Saved entries:
═══

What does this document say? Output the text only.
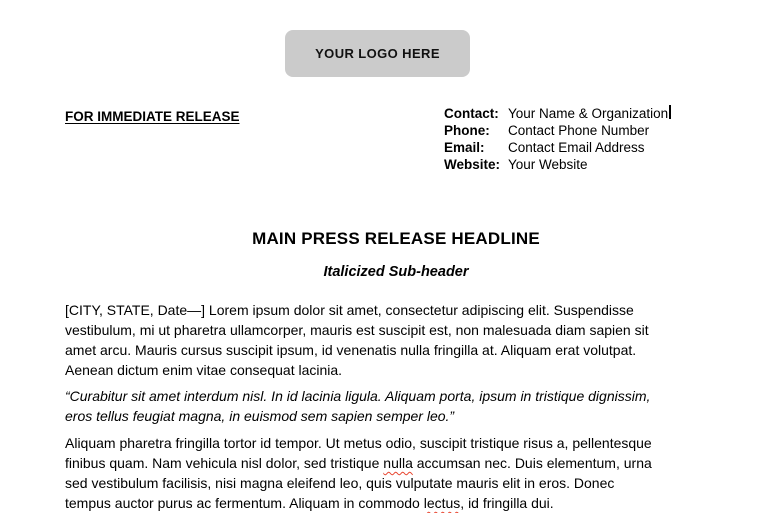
YOUR LOGO HERE
FOR IMMEDIATE RELEASE	Contact: Your Name & Organization
Phone:	Contact Phone Number
Email:	Contact Email Address
Website: Your Website
MAIN PRESS RELEASE HEADLINE
Italicized Sub-header
[CITY, STATE, Date—] Lorem ipsum dolor sit amet, consectetur adipiscing elit. Suspendisse
vestibulum, mi ut pharetra ullamcorper, mauris est suscipit est, non malesuada diam sapien sit
amet arcu. Mauris cursus suscipit ipsum, id venenatis nulla fringilla at. Aliquam erat volutpat.
Aenean dictum enim vitae consequat lacinia.
“Curabitur sit amet interdum nisl. In id lacinia ligula. Aliquam porta, ipsum in tristique dignissim,
eros tellus feugiat magna, in euismod sem sapien semper leo.”
Aliquam pharetra fringilla tortor id tempor. Ut metus odio, suscipit tristique risus a, pellentesque
finibus quam. Nam vehicula nisl dolor, sed tristique nulla accumsan nec. Duis elementum, urna
sed vestibulum facilisis, nisi magna eleifend leo, quis vulputate mauris elit in eros. Donec
tempus auctor purus ac fermentum. Aliquam in commodo lectus, id fringilla dui.
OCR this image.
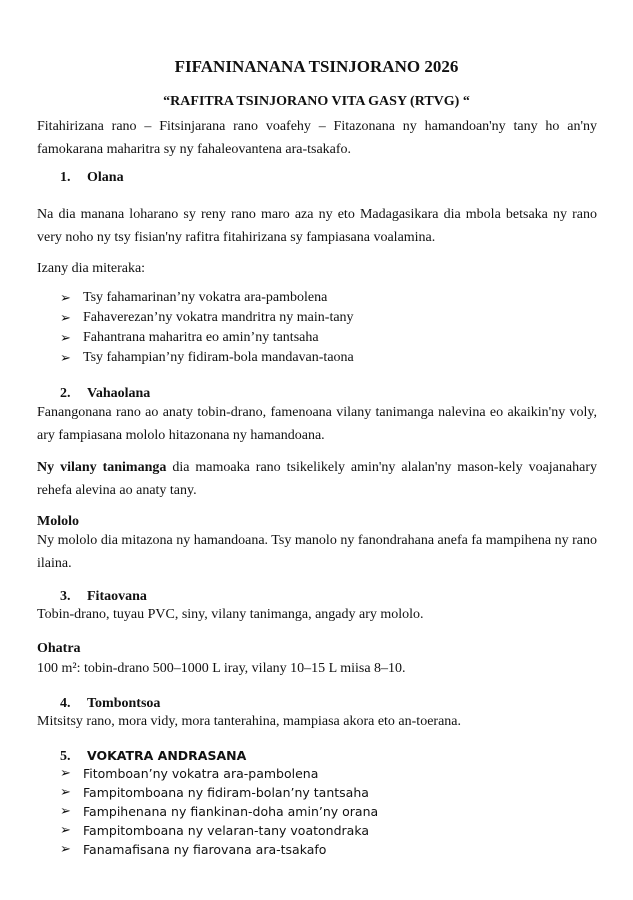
FIFANINANANA TSINJORANO 2026
“RAFITRA TSINJORANO VITA GASY (RTVG) “
Fitahirizana rano – Fitsinjarana rano voafehy – Fitazonana ny hamandoan'ny tany ho an'ny famokarana maharitra sy ny fahaleovantena ara-tsakafo.
1. Olana
Na dia manana loharano sy reny rano maro aza ny eto Madagasikara dia mbola betsaka ny rano very noho ny tsy fisian'ny rafitra fitahirizana sy fampiasana voalamina.
Izany dia miteraka:
➢ Tsy fahamarinan’ny vokatra ara-pambolena
➢ Fahaverezan’ny vokatra mandritra ny main-tany
➢ Fahantrana maharitra eo amin’ny tantsaha
➢ Tsy fahampian’ny fidiram-bola mandavan-taona
2. Vahaolana
Fanangonana rano ao anaty tobin-drano, famenoana vilany tanimanga nalevina eo akaikin'ny voly, ary fampiasana mololo hitazonana ny hamandoana.
Ny vilany tanimanga dia mamoaka rano tsikelikely amin'ny alalan'ny mason-kely voajanahary rehefa alevina ao anaty tany.
Mololo
Ny mololo dia mitazona ny hamandoana. Tsy manolo ny fanondrahana anefa fa mampihena ny rano ilaina.
3. Fitaovana
Tobin-drano, tuyau PVC, siny, vilany tanimanga, angady ary mololo.
Ohatra
100 m²: tobin-drano 500–1000 L iray, vilany 10–15 L miisa 8–10.
4. Tombontsoa
Mitsitsy rano, mora vidy, mora tanterahina, mampiasa akora eto an-toerana.
5. VOKATRA ANDRASANA
➢ Fitomboan’ny vokatra ara-pambolena
➢ Fampitomboana ny fidiram-bolan’ny tantsaha
➢ Fampihenana ny fiankinan-doha amin’ny orana
➢ Fampitomboana ny velaran-tany voatondraka
➢ Fanamafisana ny fiarovana ara-tsakafo
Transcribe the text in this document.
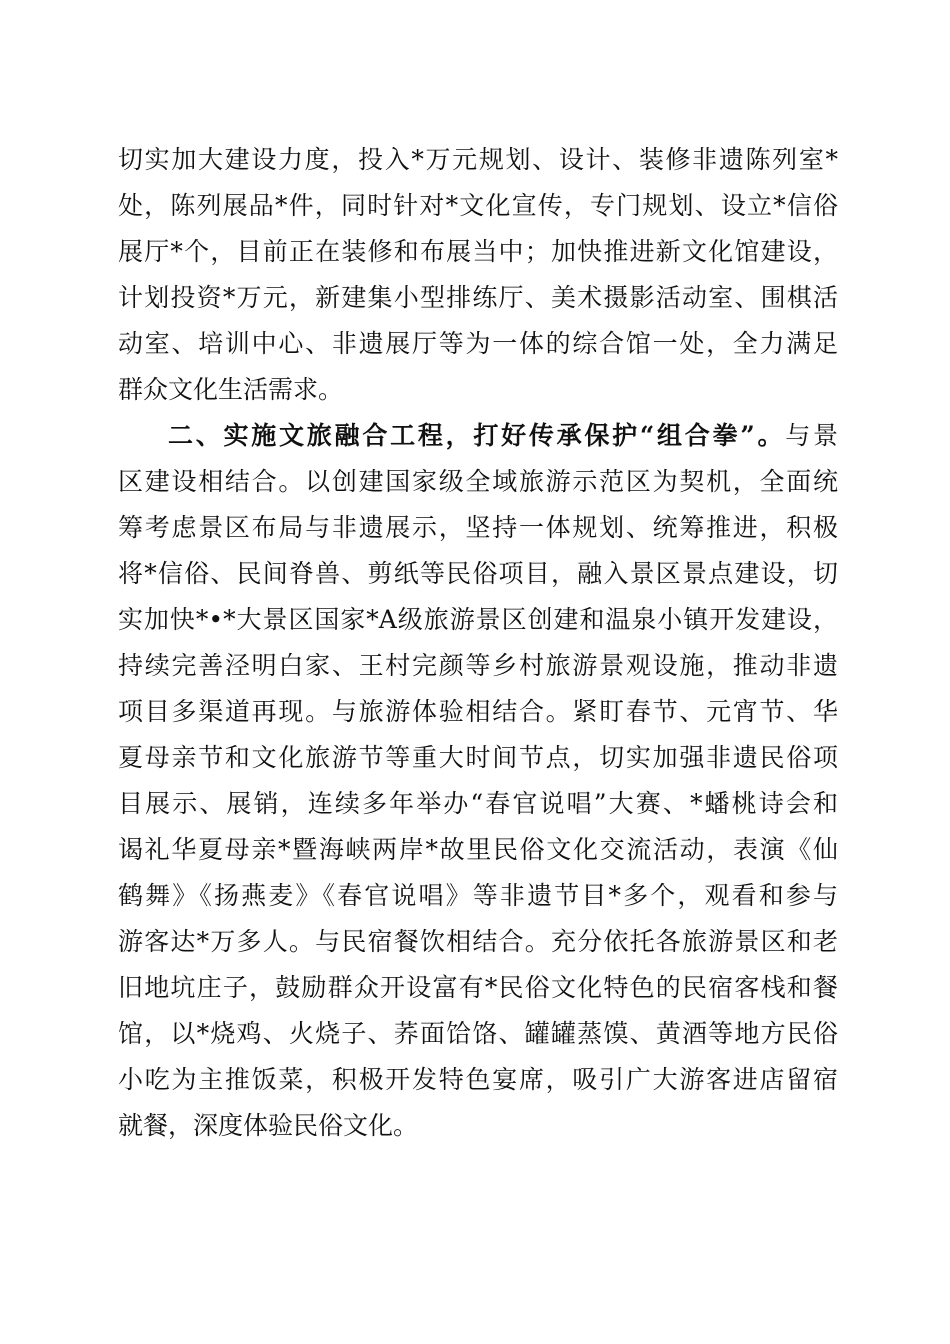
切实加大建设力度，投入*万元规划、设计、装修非遗陈列室*
处，陈列展品*件，同时针对*文化宣传，专门规划、设立*信俗
展厅*个，目前正在装修和布展当中；加快推进新文化馆建设，
计划投资*万元，新建集小型排练厅、美术摄影活动室、围棋活
动室、培训中心、非遗展厅等为一体的综合馆一处，全力满足
群众文化生活需求。
二、实施文旅融合工程，打好传承保护“组合拳”。与景
区建设相结合。以创建国家级全域旅游示范区为契机，全面统
筹考虑景区布局与非遗展示，坚持一体规划、统筹推进，积极
将*信俗、民间脊兽、剪纸等民俗项目，融入景区景点建设，切
实加快*•*大景区国家*A级旅游景区创建和温泉小镇开发建设，
持续完善泾明白家、王村完颜等乡村旅游景观设施，推动非遗
项目多渠道再现。与旅游体验相结合。紧盯春节、元宵节、华
夏母亲节和文化旅游节等重大时间节点，切实加强非遗民俗项
目展示、展销，连续多年举办“春官说唱”大赛、*蟠桃诗会和
谒礼华夏母亲*暨海峡两岸*故里民俗文化交流活动，表演《仙
鹤舞》《扬燕麦》《春官说唱》等非遗节目*多个，观看和参与
游客达*万多人。与民宿餐饮相结合。充分依托各旅游景区和老
旧地坑庄子，鼓励群众开设富有*民俗文化特色的民宿客栈和餐
馆，以*烧鸡、火烧子、荞面饸饹、罐罐蒸馍、黄酒等地方民俗
小吃为主推饭菜，积极开发特色宴席，吸引广大游客进店留宿
就餐，深度体验民俗文化。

═══

WHAT YOU WILL DO: Without including any pictures, print all of the material exactly as given.

RESPONSE TO THIS EXERCISE:
What does this document say? Output the text only.
YOUR LOGO HERE
FOR IMMEDIATE RELEASE	Contact: Your Name & Organization
Phone:	Contact Phone Number
Email:	Contact Email Address
Website: Your Website
MAIN PRESS RELEASE HEADLINE
Italicized Sub-header
[CITY, STATE, Date—] Lorem ipsum dolor sit amet, consectetur adipiscing elit. Suspendisse
vestibulum, mi ut pharetra ullamcorper, mauris est suscipit est, non malesuada diam sapien sit
amet arcu. Mauris cursus suscipit ipsum, id venenatis nulla fringilla at. Aliquam erat volutpat.
Aenean dictum enim vitae consequat lacinia.
“Curabitur sit amet interdum nisl. In id lacinia ligula. Aliquam porta, ipsum in tristique dignissim,
eros tellus feugiat magna, in euismod sem sapien semper leo.”
Aliquam pharetra fringilla tortor id tempor. Ut metus odio, suscipit tristique risus a, pellentesque
finibus quam. Nam vehicula nisl dolor, sed tristique nulla accumsan nec. Duis elementum, urna
sed vestibulum facilisis, nisi magna eleifend leo, quis vulputate mauris elit in eros. Donec
tempus auctor purus ac fermentum. Aliquam in commodo lectus, id fringilla dui.
OCR this image.
FIFANINANANA TSINJORANO 2026
“RAFITRA TSINJORANO VITA GASY (RTVG) “
Fitahirizana rano – Fitsinjarana rano voafehy – Fitazonana ny hamandoan'ny tany ho an'ny famokarana maharitra sy ny fahaleovantena ara-tsakafo.
1. Olana
Na dia manana loharano sy reny rano maro aza ny eto Madagasikara dia mbola betsaka ny rano very noho ny tsy fisian'ny rafitra fitahirizana sy fampiasana voalamina.
Izany dia miteraka:
➢ Tsy fahamarinan’ny vokatra ara-pambolena
➢ Fahaverezan’ny vokatra mandritra ny main-tany
➢ Fahantrana maharitra eo amin’ny tantsaha
➢ Tsy fahampian’ny fidiram-bola mandavan-taona
2. Vahaolana
Fanangonana rano ao anaty tobin-drano, famenoana vilany tanimanga nalevina eo akaikin'ny voly, ary fampiasana mololo hitazonana ny hamandoana.
Ny vilany tanimanga dia mamoaka rano tsikelikely amin'ny alalan'ny mason-kely voajanahary rehefa alevina ao anaty tany.
Mololo
Ny mololo dia mitazona ny hamandoana. Tsy manolo ny fanondrahana anefa fa mampihena ny rano ilaina.
3. Fitaovana
Tobin-drano, tuyau PVC, siny, vilany tanimanga, angady ary mololo.
Ohatra
100 m²: tobin-drano 500–1000 L iray, vilany 10–15 L miisa 8–10.
4. Tombontsoa
Mitsitsy rano, mora vidy, mora tanterahina, mampiasa akora eto an-toerana.
5. VOKATRA ANDRASANA
➢ Fitomboan’ny vokatra ara-pambolena
➢ Fampitomboana ny fidiram-bolan’ny tantsaha
➢ Fampihenana ny fiankinan-doha amin’ny orana
➢ Fampitomboana ny velaran-tany voatondraka
➢ Fanamafisana ny fiarovana ara-tsakafo
Transcribe the text in this document.
切实加大建设力度，投入*万元规划、设计、装修非遗陈列室*
处，陈列展品*件，同时针对*文化宣传，专门规划、设立*信俗
展厅*个，目前正在装修和布展当中；加快推进新文化馆建设，
计划投资*万元，新建集小型排练厅、美术摄影活动室、围棋活
动室、培训中心、非遗展厅等为一体的综合馆一处，全力满足
群众文化生活需求。
二、实施文旅融合工程，打好传承保护“组合拳”。与景
区建设相结合。以创建国家级全域旅游示范区为契机，全面统
筹考虑景区布局与非遗展示，坚持一体规划、统筹推进，积极
将*信俗、民间脊兽、剪纸等民俗项目，融入景区景点建设，切
实加快*•*大景区国家*A级旅游景区创建和温泉小镇开发建设，
持续完善泾明白家、王村完颜等乡村旅游景观设施，推动非遗
项目多渠道再现。与旅游体验相结合。紧盯春节、元宵节、华
夏母亲节和文化旅游节等重大时间节点，切实加强非遗民俗项
目展示、展销，连续多年举办“春官说唱”大赛、*蟠桃诗会和
谒礼华夏母亲*暨海峡两岸*故里民俗文化交流活动，表演《仙
鹤舞》《扬燕麦》《春官说唱》等非遗节目*多个，观看和参与
游客达*万多人。与民宿餐饮相结合。充分依托各旅游景区和老
旧地坑庄子，鼓励群众开设富有*民俗文化特色的民宿客栈和餐
馆，以*烧鸡、火烧子、荞面饸饹、罐罐蒸馍、黄酒等地方民俗
小吃为主推饭菜，积极开发特色宴席，吸引广大游客进店留宿
就餐，深度体验民俗文化。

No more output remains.